== What to do ==
Without including any images, reproduce each entry exactly.

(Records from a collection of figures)
________________
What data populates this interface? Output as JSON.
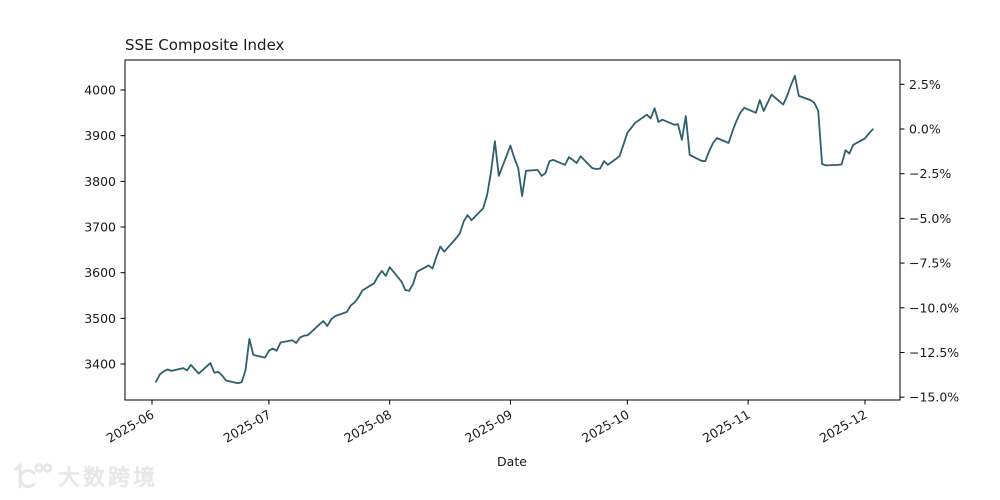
{
  "title": "SSE Composite Index",
  "x_label": "Date",
  "watermark": {
    "text": "大数跨境",
    "logo": "10x100-logo"
  },
  "colors": {
    "line": "#2e5f6e",
    "axis": "#000000",
    "tick_text": "#1a1a1a",
    "watermark": "#e7e7e7",
    "background": "#ffffff"
  },
  "chart_data": {
    "type": "line",
    "title": "SSE Composite Index",
    "xlabel": "Date",
    "ylabel": "",
    "grid": false,
    "legend": "none",
    "y_domain_displayed": [
      3321.2,
      4065.7
    ],
    "x_axis": {
      "tick_labels": [
        "2025-06",
        "2025-07",
        "2025-08",
        "2025-09",
        "2025-10",
        "2025-11",
        "2025-12"
      ],
      "tick_dates": [
        "2025-06-01",
        "2025-07-01",
        "2025-08-01",
        "2025-09-01",
        "2025-10-01",
        "2025-11-01",
        "2025-12-01"
      ],
      "rotation_deg": -30
    },
    "y_axis_left": {
      "tick_labels": [
        "3400",
        "3500",
        "3600",
        "3700",
        "3800",
        "3900",
        "4000"
      ],
      "tick_values": [
        3400,
        3500,
        3600,
        3700,
        3800,
        3900,
        4000
      ]
    },
    "y_axis_right": {
      "tick_labels": [
        "2.5%",
        "0.0%",
        "−2.5%",
        "−5.0%",
        "−7.5%",
        "−10.0%",
        "−12.5%",
        "−15.0%"
      ],
      "tick_pcts": [
        2.5,
        0.0,
        -2.5,
        -5.0,
        -7.5,
        -10.0,
        -12.5,
        -15.0
      ],
      "base_value": 3914.6
    },
    "series": [
      {
        "name": "SSE Composite Index",
        "x": [
          "2025-06-02",
          "2025-06-03",
          "2025-06-04",
          "2025-06-05",
          "2025-06-06",
          "2025-06-09",
          "2025-06-10",
          "2025-06-11",
          "2025-06-12",
          "2025-06-13",
          "2025-06-16",
          "2025-06-17",
          "2025-06-18",
          "2025-06-19",
          "2025-06-20",
          "2025-06-23",
          "2025-06-24",
          "2025-06-25",
          "2025-06-26",
          "2025-06-27",
          "2025-06-30",
          "2025-07-01",
          "2025-07-02",
          "2025-07-03",
          "2025-07-04",
          "2025-07-07",
          "2025-07-08",
          "2025-07-09",
          "2025-07-10",
          "2025-07-11",
          "2025-07-14",
          "2025-07-15",
          "2025-07-16",
          "2025-07-17",
          "2025-07-18",
          "2025-07-21",
          "2025-07-22",
          "2025-07-23",
          "2025-07-24",
          "2025-07-25",
          "2025-07-28",
          "2025-07-29",
          "2025-07-30",
          "2025-07-31",
          "2025-08-01",
          "2025-08-04",
          "2025-08-05",
          "2025-08-06",
          "2025-08-07",
          "2025-08-08",
          "2025-08-11",
          "2025-08-12",
          "2025-08-13",
          "2025-08-14",
          "2025-08-15",
          "2025-08-18",
          "2025-08-19",
          "2025-08-20",
          "2025-08-21",
          "2025-08-22",
          "2025-08-25",
          "2025-08-26",
          "2025-08-27",
          "2025-08-28",
          "2025-08-29",
          "2025-09-01",
          "2025-09-02",
          "2025-09-03",
          "2025-09-04",
          "2025-09-05",
          "2025-09-08",
          "2025-09-09",
          "2025-09-10",
          "2025-09-11",
          "2025-09-12",
          "2025-09-15",
          "2025-09-16",
          "2025-09-17",
          "2025-09-18",
          "2025-09-19",
          "2025-09-22",
          "2025-09-23",
          "2025-09-24",
          "2025-09-25",
          "2025-09-26",
          "2025-09-29",
          "2025-09-30",
          "2025-10-01",
          "2025-10-02",
          "2025-10-03",
          "2025-10-06",
          "2025-10-07",
          "2025-10-08",
          "2025-10-09",
          "2025-10-10",
          "2025-10-13",
          "2025-10-14",
          "2025-10-15",
          "2025-10-16",
          "2025-10-17",
          "2025-10-20",
          "2025-10-21",
          "2025-10-22",
          "2025-10-23",
          "2025-10-24",
          "2025-10-27",
          "2025-10-28",
          "2025-10-29",
          "2025-10-30",
          "2025-10-31",
          "2025-11-03",
          "2025-11-04",
          "2025-11-05",
          "2025-11-06",
          "2025-11-07",
          "2025-11-10",
          "2025-11-11",
          "2025-11-12",
          "2025-11-13",
          "2025-11-14",
          "2025-11-17",
          "2025-11-18",
          "2025-11-19",
          "2025-11-20",
          "2025-11-21",
          "2025-11-24",
          "2025-11-25",
          "2025-11-26",
          "2025-11-27",
          "2025-11-28",
          "2025-12-01",
          "2025-12-02",
          "2025-12-03"
        ],
        "y": [
          3361,
          3377,
          3384,
          3388,
          3385,
          3391,
          3386,
          3398,
          3388,
          3379,
          3402,
          3381,
          3383,
          3375,
          3364,
          3358,
          3360,
          3386,
          3455,
          3420,
          3414,
          3429,
          3434,
          3429,
          3447,
          3452,
          3446,
          3458,
          3462,
          3463,
          3487,
          3494,
          3483,
          3498,
          3505,
          3514,
          3528,
          3535,
          3546,
          3561,
          3577,
          3592,
          3604,
          3593,
          3612,
          3581,
          3562,
          3560,
          3575,
          3602,
          3616,
          3609,
          3635,
          3657,
          3646,
          3675,
          3686,
          3712,
          3726,
          3715,
          3741,
          3770,
          3820,
          3888,
          3812,
          3878,
          3851,
          3829,
          3768,
          3823,
          3825,
          3812,
          3818,
          3844,
          3847,
          3836,
          3853,
          3847,
          3840,
          3855,
          3829,
          3827,
          3828,
          3844,
          3836,
          3855,
          3880,
          3906,
          3917,
          3928,
          3946,
          3938,
          3960,
          3930,
          3935,
          3924,
          3925,
          3891,
          3943,
          3858,
          3845,
          3844,
          3866,
          3884,
          3895,
          3884,
          3910,
          3932,
          3950,
          3961,
          3950,
          3978,
          3954,
          3972,
          3990,
          3968,
          3987,
          4011,
          4031,
          3987,
          3978,
          3972,
          3955,
          3838,
          3835,
          3836,
          3837,
          3868,
          3861,
          3880,
          3894,
          3905,
          3914
        ]
      }
    ]
  }
}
________________
== Exercise output ==
What data populates this interface? Output as JSON.
{
  "title": "SSE Composite Index",
  "x_label": "Date",
  "watermark": {
    "text": "大数跨境",
    "logo": "10x100-logo"
  },
  "colors": {
    "line": "#2e5f6e",
    "axis": "#000000",
    "tick_text": "#1a1a1a",
    "watermark": "#e7e7e7",
    "background": "#ffffff"
  },
  "chart_data": {
    "type": "line",
    "title": "SSE Composite Index",
    "xlabel": "Date",
    "ylabel": "",
    "grid": false,
    "legend": "none",
    "y_domain_displayed": [
      3321.2,
      4065.7
    ],
    "x_axis": {
      "tick_labels": [
        "2025-06",
        "2025-07",
        "2025-08",
        "2025-09",
        "2025-10",
        "2025-11",
        "2025-12"
      ],
      "tick_dates": [
        "2025-06-01",
        "2025-07-01",
        "2025-08-01",
        "2025-09-01",
        "2025-10-01",
        "2025-11-01",
        "2025-12-01"
      ],
      "rotation_deg": -30
    },
    "y_axis_left": {
      "tick_labels": [
        "3400",
        "3500",
        "3600",
        "3700",
        "3800",
        "3900",
        "4000"
      ],
      "tick_values": [
        3400,
        3500,
        3600,
        3700,
        3800,
        3900,
        4000
      ]
    },
    "y_axis_right": {
      "tick_labels": [
        "2.5%",
        "0.0%",
        "−2.5%",
        "−5.0%",
        "−7.5%",
        "−10.0%",
        "−12.5%",
        "−15.0%"
      ],
      "tick_pcts": [
        2.5,
        0.0,
        -2.5,
        -5.0,
        -7.5,
        -10.0,
        -12.5,
        -15.0
      ],
      "base_value": 3914.6
    },
    "series": [
      {
        "name": "SSE Composite Index",
        "x": [
          "2025-06-02",
          "2025-06-03",
          "2025-06-04",
          "2025-06-05",
          "2025-06-06",
          "2025-06-09",
          "2025-06-10",
          "2025-06-11",
          "2025-06-12",
          "2025-06-13",
          "2025-06-16",
          "2025-06-17",
          "2025-06-18",
          "2025-06-19",
          "2025-06-20",
          "2025-06-23",
          "2025-06-24",
          "2025-06-25",
          "2025-06-26",
          "2025-06-27",
          "2025-06-30",
          "2025-07-01",
          "2025-07-02",
          "2025-07-03",
          "2025-07-04",
          "2025-07-07",
          "2025-07-08",
          "2025-07-09",
          "2025-07-10",
          "2025-07-11",
          "2025-07-14",
          "2025-07-15",
          "2025-07-16",
          "2025-07-17",
          "2025-07-18",
          "2025-07-21",
          "2025-07-22",
          "2025-07-23",
          "2025-07-24",
          "2025-07-25",
          "2025-07-28",
          "2025-07-29",
          "2025-07-30",
          "2025-07-31",
          "2025-08-01",
          "2025-08-04",
          "2025-08-05",
          "2025-08-06",
          "2025-08-07",
          "2025-08-08",
          "2025-08-11",
          "2025-08-12",
          "2025-08-13",
          "2025-08-14",
          "2025-08-15",
          "2025-08-18",
          "2025-08-19",
          "2025-08-20",
          "2025-08-21",
          "2025-08-22",
          "2025-08-25",
          "2025-08-26",
          "2025-08-27",
          "2025-08-28",
          "2025-08-29",
          "2025-09-01",
          "2025-09-02",
          "2025-09-03",
          "2025-09-04",
          "2025-09-05",
          "2025-09-08",
          "2025-09-09",
          "2025-09-10",
          "2025-09-11",
          "2025-09-12",
          "2025-09-15",
          "2025-09-16",
          "2025-09-17",
          "2025-09-18",
          "2025-09-19",
          "2025-09-22",
          "2025-09-23",
          "2025-09-24",
          "2025-09-25",
          "2025-09-26",
          "2025-09-29",
          "2025-09-30",
          "2025-10-01",
          "2025-10-02",
          "2025-10-03",
          "2025-10-06",
          "2025-10-07",
          "2025-10-08",
          "2025-10-09",
          "2025-10-10",
          "2025-10-13",
          "2025-10-14",
          "2025-10-15",
          "2025-10-16",
          "2025-10-17",
          "2025-10-20",
          "2025-10-21",
          "2025-10-22",
          "2025-10-23",
          "2025-10-24",
          "2025-10-27",
          "2025-10-28",
          "2025-10-29",
          "2025-10-30",
          "2025-10-31",
          "2025-11-03",
          "2025-11-04",
          "2025-11-05",
          "2025-11-06",
          "2025-11-07",
          "2025-11-10",
          "2025-11-11",
          "2025-11-12",
          "2025-11-13",
          "2025-11-14",
          "2025-11-17",
          "2025-11-18",
          "2025-11-19",
          "2025-11-20",
          "2025-11-21",
          "2025-11-24",
          "2025-11-25",
          "2025-11-26",
          "2025-11-27",
          "2025-11-28",
          "2025-12-01",
          "2025-12-02",
          "2025-12-03"
        ],
        "y": [
          3361,
          3377,
          3384,
          3388,
          3385,
          3391,
          3386,
          3398,
          3388,
          3379,
          3402,
          3381,
          3383,
          3375,
          3364,
          3358,
          3360,
          3386,
          3455,
          3420,
          3414,
          3429,
          3434,
          3429,
          3447,
          3452,
          3446,
          3458,
          3462,
          3463,
          3487,
          3494,
          3483,
          3498,
          3505,
          3514,
          3528,
          3535,
          3546,
          3561,
          3577,
          3592,
          3604,
          3593,
          3612,
          3581,
          3562,
          3560,
          3575,
          3602,
          3616,
          3609,
          3635,
          3657,
          3646,
          3675,
          3686,
          3712,
          3726,
          3715,
          3741,
          3770,
          3820,
          3888,
          3812,
          3878,
          3851,
          3829,
          3768,
          3823,
          3825,
          3812,
          3818,
          3844,
          3847,
          3836,
          3853,
          3847,
          3840,
          3855,
          3829,
          3827,
          3828,
          3844,
          3836,
          3855,
          3880,
          3906,
          3917,
          3928,
          3946,
          3938,
          3960,
          3930,
          3935,
          3924,
          3925,
          3891,
          3943,
          3858,
          3845,
          3844,
          3866,
          3884,
          3895,
          3884,
          3910,
          3932,
          3950,
          3961,
          3950,
          3978,
          3954,
          3972,
          3990,
          3968,
          3987,
          4011,
          4031,
          3987,
          3978,
          3972,
          3955,
          3838,
          3835,
          3836,
          3837,
          3868,
          3861,
          3880,
          3894,
          3905,
          3914
        ]
      }
    ]
  }
}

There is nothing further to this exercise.